### Task
Find every line below that contains the word "caption" and copy it out.

--- begin Dataset entries ---

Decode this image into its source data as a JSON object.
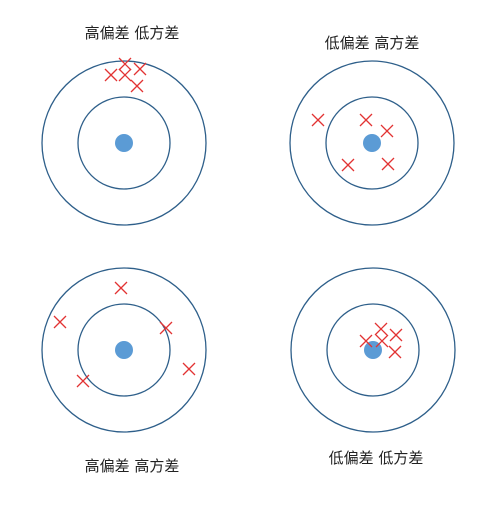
{
  "colors": {
    "ring": "#2e5f8a",
    "center": "#5b9bd5",
    "marker": "#e23333"
  },
  "panels": [
    {
      "caption": "高偏差 低方差",
      "bias": "high",
      "variance": "low"
    },
    {
      "caption": "低偏差 高方差",
      "bias": "low",
      "variance": "high"
    },
    {
      "caption": "高偏差 高方差",
      "bias": "high",
      "variance": "high"
    },
    {
      "caption": "低偏差 低方差",
      "bias": "low",
      "variance": "low"
    }
  ]
}
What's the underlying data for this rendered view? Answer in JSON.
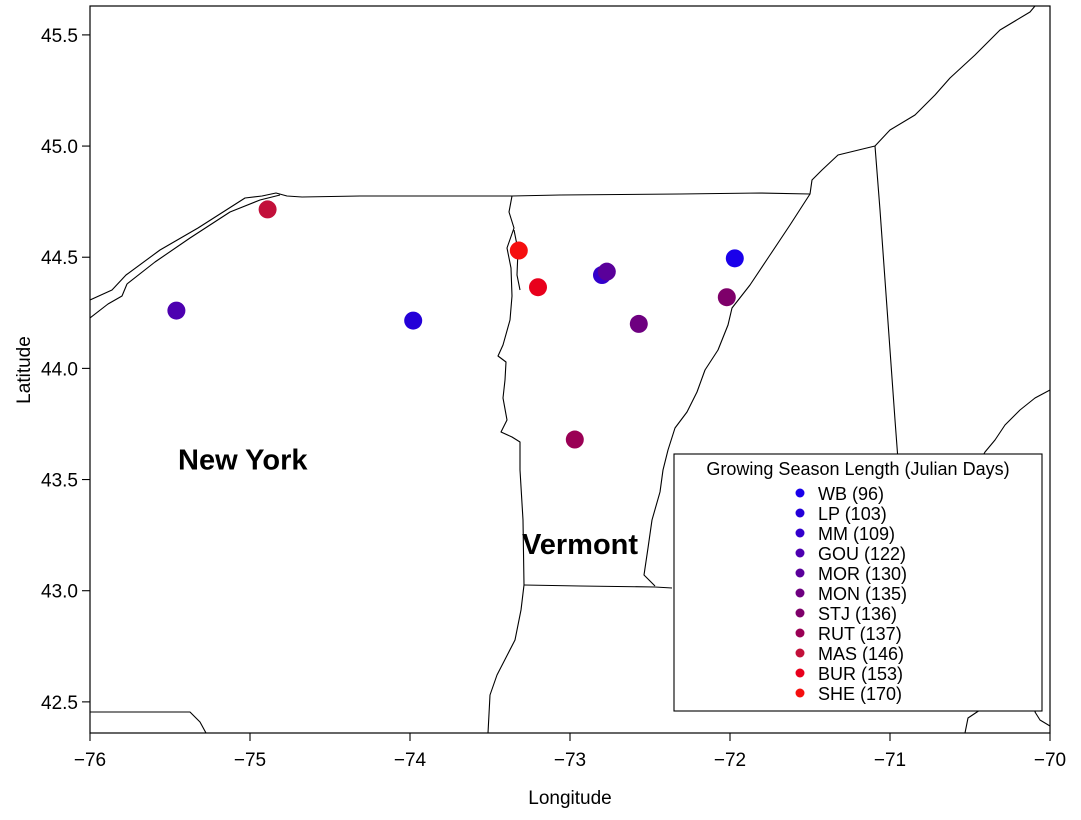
{
  "chart_data": {
    "type": "scatter",
    "title": "",
    "xlabel": "Longitude",
    "ylabel": "Latitude",
    "xlim": [
      -76,
      -70
    ],
    "ylim": [
      42.36,
      45.63
    ],
    "x_ticks": [
      -76,
      -75,
      -74,
      -73,
      -72,
      -71,
      -70
    ],
    "x_tick_labels": [
      "−76",
      "−75",
      "−74",
      "−73",
      "−72",
      "−71",
      "−70"
    ],
    "y_ticks": [
      42.5,
      43.0,
      43.5,
      44.0,
      44.5,
      45.0,
      45.5
    ],
    "y_tick_labels": [
      "42.5",
      "43.0",
      "43.5",
      "44.0",
      "44.5",
      "45.0",
      "45.5"
    ],
    "grid": false,
    "legend_title": "Growing Season Length (Julian Days)",
    "legend_position": "bottom-right",
    "region_labels": [
      {
        "text": "New York",
        "lon": -75.45,
        "lat": 43.59
      },
      {
        "text": "Vermont",
        "lon": -73.3,
        "lat": 43.21
      }
    ],
    "points": [
      {
        "label": "WB (96)",
        "lon": -71.97,
        "lat": 44.495,
        "color": "#1a00ea"
      },
      {
        "label": "LP (103)",
        "lon": -73.98,
        "lat": 44.215,
        "color": "#2400d8"
      },
      {
        "label": "MM (109)",
        "lon": -72.8,
        "lat": 44.42,
        "color": "#3300cc"
      },
      {
        "label": "GOU (122)",
        "lon": -75.46,
        "lat": 44.26,
        "color": "#4d00b0"
      },
      {
        "label": "MOR (130)",
        "lon": -72.77,
        "lat": 44.435,
        "color": "#5a009a"
      },
      {
        "label": "MON (135)",
        "lon": -72.57,
        "lat": 44.2,
        "color": "#6e0080"
      },
      {
        "label": "STJ (136)",
        "lon": -72.02,
        "lat": 44.32,
        "color": "#7e006a"
      },
      {
        "label": "RUT (137)",
        "lon": -72.97,
        "lat": 43.68,
        "color": "#9a0055"
      },
      {
        "label": "MAS (146)",
        "lon": -74.89,
        "lat": 44.715,
        "color": "#c2103a"
      },
      {
        "label": "BUR (153)",
        "lon": -73.2,
        "lat": 44.365,
        "color": "#e8001c"
      },
      {
        "label": "SHE (170)",
        "lon": -73.32,
        "lat": 44.53,
        "color": "#f50f0f"
      }
    ]
  }
}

--- end Dataset entries ---

### The response
      "caption": "高偏差 低方差",
      "caption": "低偏差 高方差",
      "caption": "高偏差 高方差",
      "caption": "低偏差 低方差",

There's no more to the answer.